-- Entries provided start --
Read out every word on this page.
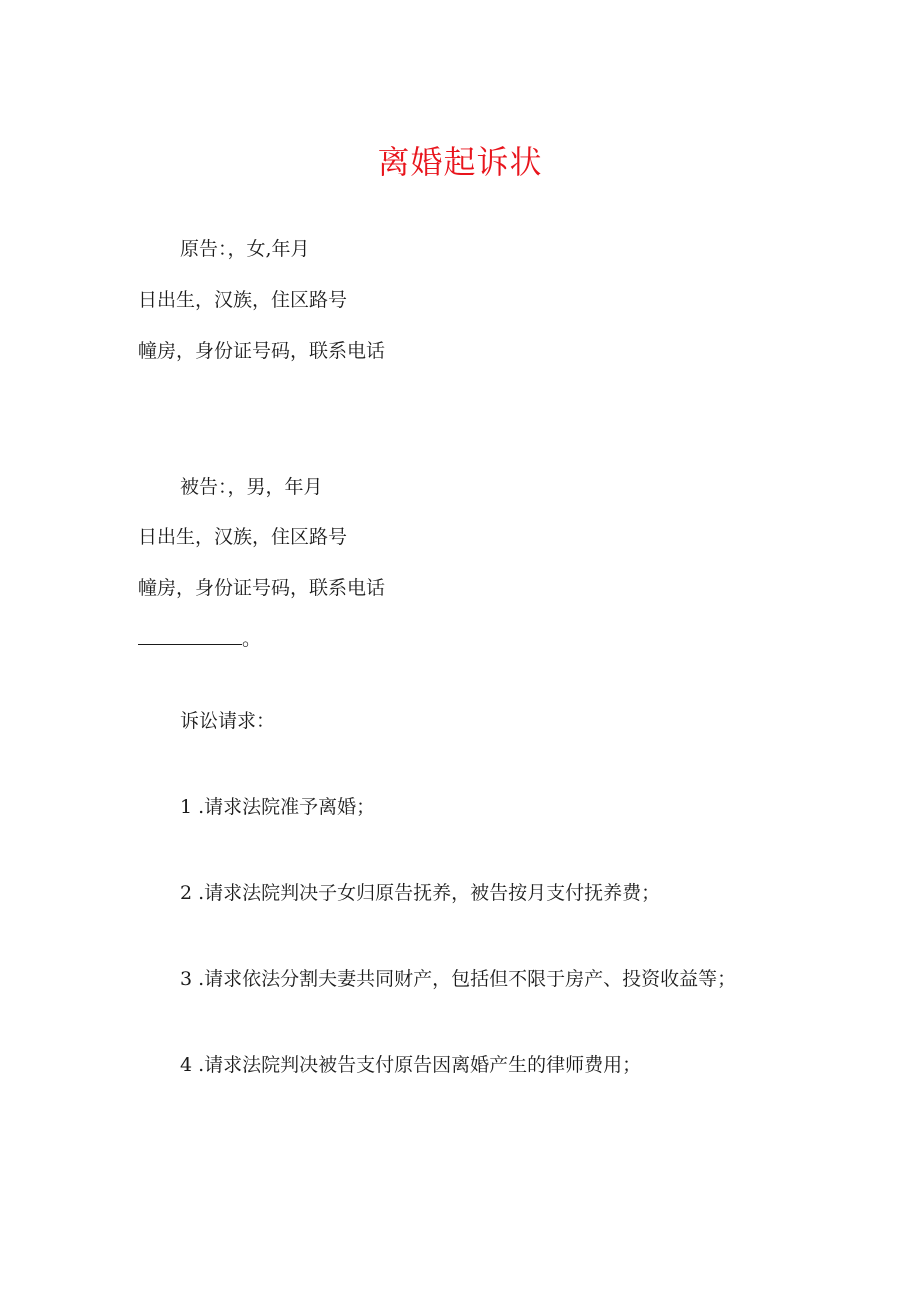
离婚起诉状
原告：，女,年月
日出生，汉族，住区路号
幢房，身份证号码，联系电话
被告：，男，年月
日出生，汉族，住区路号
幢房，身份证号码，联系电话
。
诉讼请求：
1 .请求法院准予离婚；
2 .请求法院判决子女归原告抚养，被告按月支付抚养费；
3 .请求依法分割夫妻共同财产，包括但不限于房产、投资收益等；
4 .请求法院判决被告支付原告因离婚产生的律师费用；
-- Entries provided end --
◆ Your objective
Retype all of the entries exactly as written, leaving out any images.

◆ Expected answer
Read out every word on this page.
离婚起诉状
原告：，女,年月
日出生，汉族，住区路号
幢房，身份证号码，联系电话
被告：，男，年月
日出生，汉族，住区路号
幢房，身份证号码，联系电话
。
诉讼请求：
1 .请求法院准予离婚；
2 .请求法院判决子女归原告抚养，被告按月支付抚养费；
3 .请求依法分割夫妻共同财产，包括但不限于房产、投资收益等；
4 .请求法院判决被告支付原告因离婚产生的律师费用；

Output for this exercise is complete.